- [What you need to do]: Your task is to repeat the entries exactly. Leave the pictures out.

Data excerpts
────────
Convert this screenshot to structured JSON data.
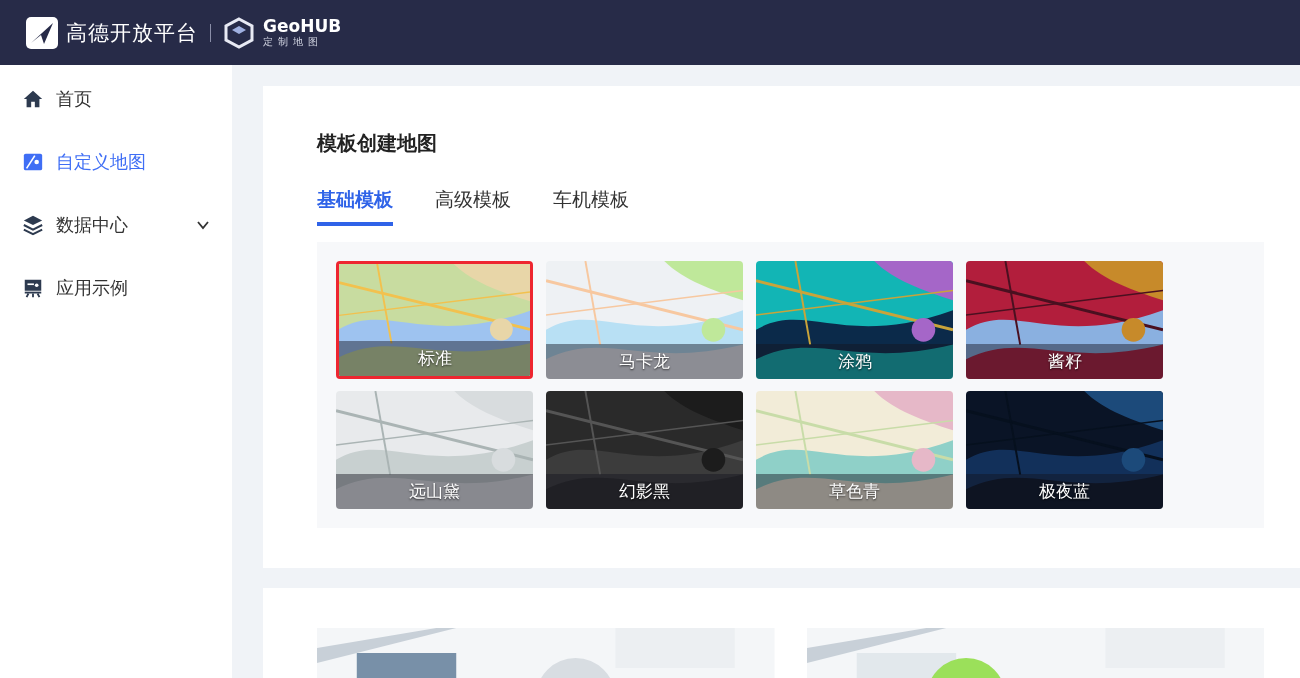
{
  "header": {
    "brand": "高德开放平台",
    "product": "GeoHUB",
    "product_sub": "定制地图"
  },
  "sidebar": {
    "items": [
      {
        "label": "首页",
        "selected": false
      },
      {
        "label": "自定义地图",
        "selected": true
      },
      {
        "label": "数据中心",
        "selected": false,
        "expanded": false
      },
      {
        "label": "应用示例",
        "selected": false
      }
    ]
  },
  "section": {
    "title": "模板创建地图",
    "tabs": [
      {
        "label": "基础模板",
        "selected": true
      },
      {
        "label": "高级模板",
        "selected": false
      },
      {
        "label": "车机模板",
        "selected": false
      }
    ],
    "templates": [
      {
        "name": "标准",
        "selected": true
      },
      {
        "name": "马卡龙",
        "selected": false
      },
      {
        "name": "涂鸦",
        "selected": false
      },
      {
        "name": "酱籽",
        "selected": false
      },
      {
        "name": "远山黛",
        "selected": false
      },
      {
        "name": "幻影黑",
        "selected": false
      },
      {
        "name": "草色青",
        "selected": false
      },
      {
        "name": "极夜蓝",
        "selected": false
      }
    ]
  }
}
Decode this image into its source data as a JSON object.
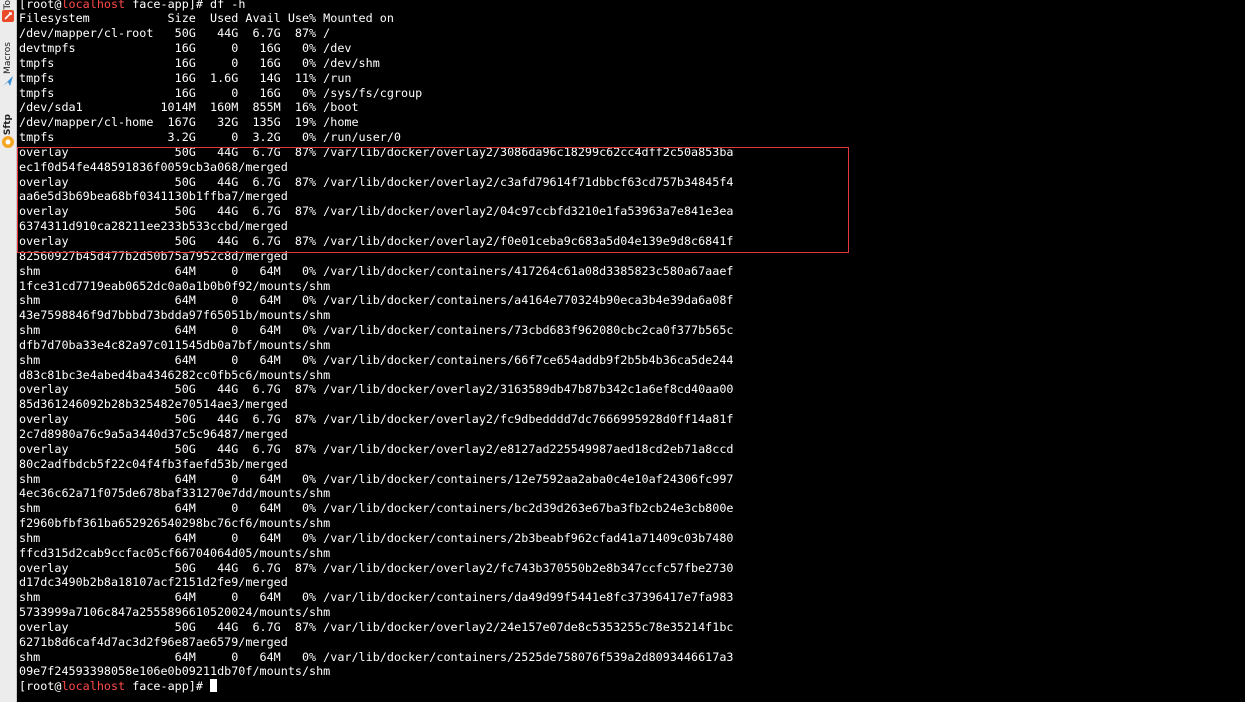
{
  "side_panel": {
    "tabs": [
      {
        "label": "To",
        "icon": "tools-icon"
      },
      {
        "label": "Macros",
        "icon": "macro-icon"
      },
      {
        "label": "Sftp",
        "icon": "sftp-icon"
      }
    ]
  },
  "terminal": {
    "prompt_user": "root",
    "prompt_host": "localhost",
    "prompt_dir": "face-app",
    "command": "df -h",
    "lines": [
      "Filesystem           Size  Used Avail Use% Mounted on",
      "/dev/mapper/cl-root   50G   44G  6.7G  87% /",
      "devtmpfs              16G     0   16G   0% /dev",
      "tmpfs                 16G     0   16G   0% /dev/shm",
      "tmpfs                 16G  1.6G   14G  11% /run",
      "tmpfs                 16G     0   16G   0% /sys/fs/cgroup",
      "/dev/sda1           1014M  160M  855M  16% /boot",
      "/dev/mapper/cl-home  167G   32G  135G  19% /home",
      "tmpfs                3.2G     0  3.2G   0% /run/user/0",
      "overlay               50G   44G  6.7G  87% /var/lib/docker/overlay2/3086da96c18299c62cc4dff2c50a853ba",
      "ec1f0d54fe448591836f0059cb3a068/merged",
      "overlay               50G   44G  6.7G  87% /var/lib/docker/overlay2/c3afd79614f71dbbcf63cd757b34845f4",
      "aa6e5d3b69bea68bf0341130b1ffba7/merged",
      "overlay               50G   44G  6.7G  87% /var/lib/docker/overlay2/04c97ccbfd3210e1fa53963a7e841e3ea",
      "6374311d910ca28211ee233b533ccbd/merged",
      "overlay               50G   44G  6.7G  87% /var/lib/docker/overlay2/f0e01ceba9c683a5d04e139e9d8c6841f",
      "82560927b45d477b2d50b75a7952c8d/merged",
      "shm                   64M     0   64M   0% /var/lib/docker/containers/417264c61a08d3385823c580a67aaef",
      "1fce31cd7719eab0652dc0a0a1b0b0f92/mounts/shm",
      "shm                   64M     0   64M   0% /var/lib/docker/containers/a4164e770324b90eca3b4e39da6a08f",
      "43e7598846f9d7bbbd73bdda97f65051b/mounts/shm",
      "shm                   64M     0   64M   0% /var/lib/docker/containers/73cbd683f962080cbc2ca0f377b565c",
      "dfb7d70ba33e4c82a97c011545db0a7bf/mounts/shm",
      "shm                   64M     0   64M   0% /var/lib/docker/containers/66f7ce654addb9f2b5b4b36ca5de244",
      "d83c81bc3e4abed4ba4346282cc0fb5c6/mounts/shm",
      "overlay               50G   44G  6.7G  87% /var/lib/docker/overlay2/3163589db47b87b342c1a6ef8cd40aa00",
      "85d361246092b28b325482e70514ae3/merged",
      "overlay               50G   44G  6.7G  87% /var/lib/docker/overlay2/fc9dbedddd7dc7666995928d0ff14a81f",
      "2c7d8980a76c9a5a3440d37c5c96487/merged",
      "overlay               50G   44G  6.7G  87% /var/lib/docker/overlay2/e8127ad225549987aed18cd2eb71a8ccd",
      "80c2adfbdcb5f22c04f4fb3faefd53b/merged",
      "shm                   64M     0   64M   0% /var/lib/docker/containers/12e7592aa2aba0c4e10af24306fc997",
      "4ec36c62a71f075de678baf331270e7dd/mounts/shm",
      "shm                   64M     0   64M   0% /var/lib/docker/containers/bc2d39d263e67ba3fb2cb24e3cb800e",
      "f2960bfbf361ba652926540298bc76cf6/mounts/shm",
      "shm                   64M     0   64M   0% /var/lib/docker/containers/2b3beabf962cfad41a71409c03b7480",
      "ffcd315d2cab9ccfac05cf66704064d05/mounts/shm",
      "overlay               50G   44G  6.7G  87% /var/lib/docker/overlay2/fc743b370550b2e8b347ccfc57fbe2730",
      "d17dc3490b2b8a18107acf2151d2fe9/merged",
      "shm                   64M     0   64M   0% /var/lib/docker/containers/da49d99f5441e8fc37396417e7fa983",
      "5733999a7106c847a2555896610520024/mounts/shm",
      "overlay               50G   44G  6.7G  87% /var/lib/docker/overlay2/24e157e07de8c5353255c78e35214f1bc",
      "6271b8d6caf4d7ac3d2f96e87ae6579/merged",
      "shm                   64M     0   64M   0% /var/lib/docker/containers/2525de758076f539a2d8093446617a3",
      "09e7f24593398058e106e0b09211db70f/mounts/shm"
    ],
    "highlight_color": "#e0363c"
  }
}
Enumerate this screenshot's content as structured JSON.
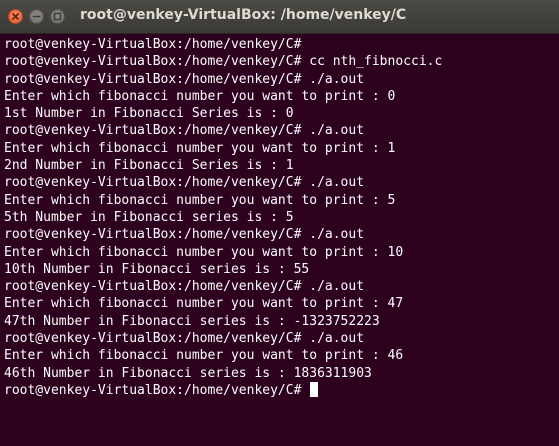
────────
- [Solution below]:
Convert this screenshot to structured JSON data.
{
  "header": {
    "brand": "高德开放平台",
    "product": "GeoHUB",
    "product_sub": "定制地图"
  },
  "sidebar": {
    "items": [
      {
        "label": "首页",
        "selected": false
      },
      {
        "label": "自定义地图",
        "selected": true
      },
      {
        "label": "数据中心",
        "selected": false,
        "expanded": false
      },
      {
        "label": "应用示例",
        "selected": false
      }
    ]
  },
  "section": {
    "title": "模板创建地图",
    "tabs": [
      {
        "label": "基础模板",
        "selected": true
      },
      {
        "label": "高级模板",
        "selected": false
      },
      {
        "label": "车机模板",
        "selected": false
      }
    ],
    "templates": [
      {
        "name": "标准",
        "selected": true
      },
      {
        "name": "马卡龙",
        "selected": false
      },
      {
        "name": "涂鸦",
        "selected": false
      },
      {
        "name": "酱籽",
        "selected": false
      },
      {
        "name": "远山黛",
        "selected": false
      },
      {
        "name": "幻影黑",
        "selected": false
      },
      {
        "name": "草色青",
        "selected": false
      },
      {
        "name": "极夜蓝",
        "selected": false
      }
    ]
  }
}
Decode this image into its source data as a JSON object.
{
  "side_panel": {
    "tabs": [
      {
        "label": "To",
        "icon": "tools-icon"
      },
      {
        "label": "Macros",
        "icon": "macro-icon"
      },
      {
        "label": "Sftp",
        "icon": "sftp-icon"
      }
    ]
  },
  "terminal": {
    "prompt_user": "root",
    "prompt_host": "localhost",
    "prompt_dir": "face-app",
    "command": "df -h",
    "lines": [
      "Filesystem           Size  Used Avail Use% Mounted on",
      "/dev/mapper/cl-root   50G   44G  6.7G  87% /",
      "devtmpfs              16G     0   16G   0% /dev",
      "tmpfs                 16G     0   16G   0% /dev/shm",
      "tmpfs                 16G  1.6G   14G  11% /run",
      "tmpfs                 16G     0   16G   0% /sys/fs/cgroup",
      "/dev/sda1           1014M  160M  855M  16% /boot",
      "/dev/mapper/cl-home  167G   32G  135G  19% /home",
      "tmpfs                3.2G     0  3.2G   0% /run/user/0",
      "overlay               50G   44G  6.7G  87% /var/lib/docker/overlay2/3086da96c18299c62cc4dff2c50a853ba",
      "ec1f0d54fe448591836f0059cb3a068/merged",
      "overlay               50G   44G  6.7G  87% /var/lib/docker/overlay2/c3afd79614f71dbbcf63cd757b34845f4",
      "aa6e5d3b69bea68bf0341130b1ffba7/merged",
      "overlay               50G   44G  6.7G  87% /var/lib/docker/overlay2/04c97ccbfd3210e1fa53963a7e841e3ea",
      "6374311d910ca28211ee233b533ccbd/merged",
      "overlay               50G   44G  6.7G  87% /var/lib/docker/overlay2/f0e01ceba9c683a5d04e139e9d8c6841f",
      "82560927b45d477b2d50b75a7952c8d/merged",
      "shm                   64M     0   64M   0% /var/lib/docker/containers/417264c61a08d3385823c580a67aaef",
      "1fce31cd7719eab0652dc0a0a1b0b0f92/mounts/shm",
      "shm                   64M     0   64M   0% /var/lib/docker/containers/a4164e770324b90eca3b4e39da6a08f",
      "43e7598846f9d7bbbd73bdda97f65051b/mounts/shm",
      "shm                   64M     0   64M   0% /var/lib/docker/containers/73cbd683f962080cbc2ca0f377b565c",
      "dfb7d70ba33e4c82a97c011545db0a7bf/mounts/shm",
      "shm                   64M     0   64M   0% /var/lib/docker/containers/66f7ce654addb9f2b5b4b36ca5de244",
      "d83c81bc3e4abed4ba4346282cc0fb5c6/mounts/shm",
      "overlay               50G   44G  6.7G  87% /var/lib/docker/overlay2/3163589db47b87b342c1a6ef8cd40aa00",
      "85d361246092b28b325482e70514ae3/merged",
      "overlay               50G   44G  6.7G  87% /var/lib/docker/overlay2/fc9dbedddd7dc7666995928d0ff14a81f",
      "2c7d8980a76c9a5a3440d37c5c96487/merged",
      "overlay               50G   44G  6.7G  87% /var/lib/docker/overlay2/e8127ad225549987aed18cd2eb71a8ccd",
      "80c2adfbdcb5f22c04f4fb3faefd53b/merged",
      "shm                   64M     0   64M   0% /var/lib/docker/containers/12e7592aa2aba0c4e10af24306fc997",
      "4ec36c62a71f075de678baf331270e7dd/mounts/shm",
      "shm                   64M     0   64M   0% /var/lib/docker/containers/bc2d39d263e67ba3fb2cb24e3cb800e",
      "f2960bfbf361ba652926540298bc76cf6/mounts/shm",
      "shm                   64M     0   64M   0% /var/lib/docker/containers/2b3beabf962cfad41a71409c03b7480",
      "ffcd315d2cab9ccfac05cf66704064d05/mounts/shm",
      "overlay               50G   44G  6.7G  87% /var/lib/docker/overlay2/fc743b370550b2e8b347ccfc57fbe2730",
      "d17dc3490b2b8a18107acf2151d2fe9/merged",
      "shm                   64M     0   64M   0% /var/lib/docker/containers/da49d99f5441e8fc37396417e7fa983",
      "5733999a7106c847a2555896610520024/mounts/shm",
      "overlay               50G   44G  6.7G  87% /var/lib/docker/overlay2/24e157e07de8c5353255c78e35214f1bc",
      "6271b8d6caf4d7ac3d2f96e87ae6579/merged",
      "shm                   64M     0   64M   0% /var/lib/docker/containers/2525de758076f539a2d8093446617a3",
      "09e7f24593398058e106e0b09211db70f/mounts/shm"
    ],
    "highlight_color": "#e0363c"
  }
}
Enumerate this screenshot's content as structured JSON.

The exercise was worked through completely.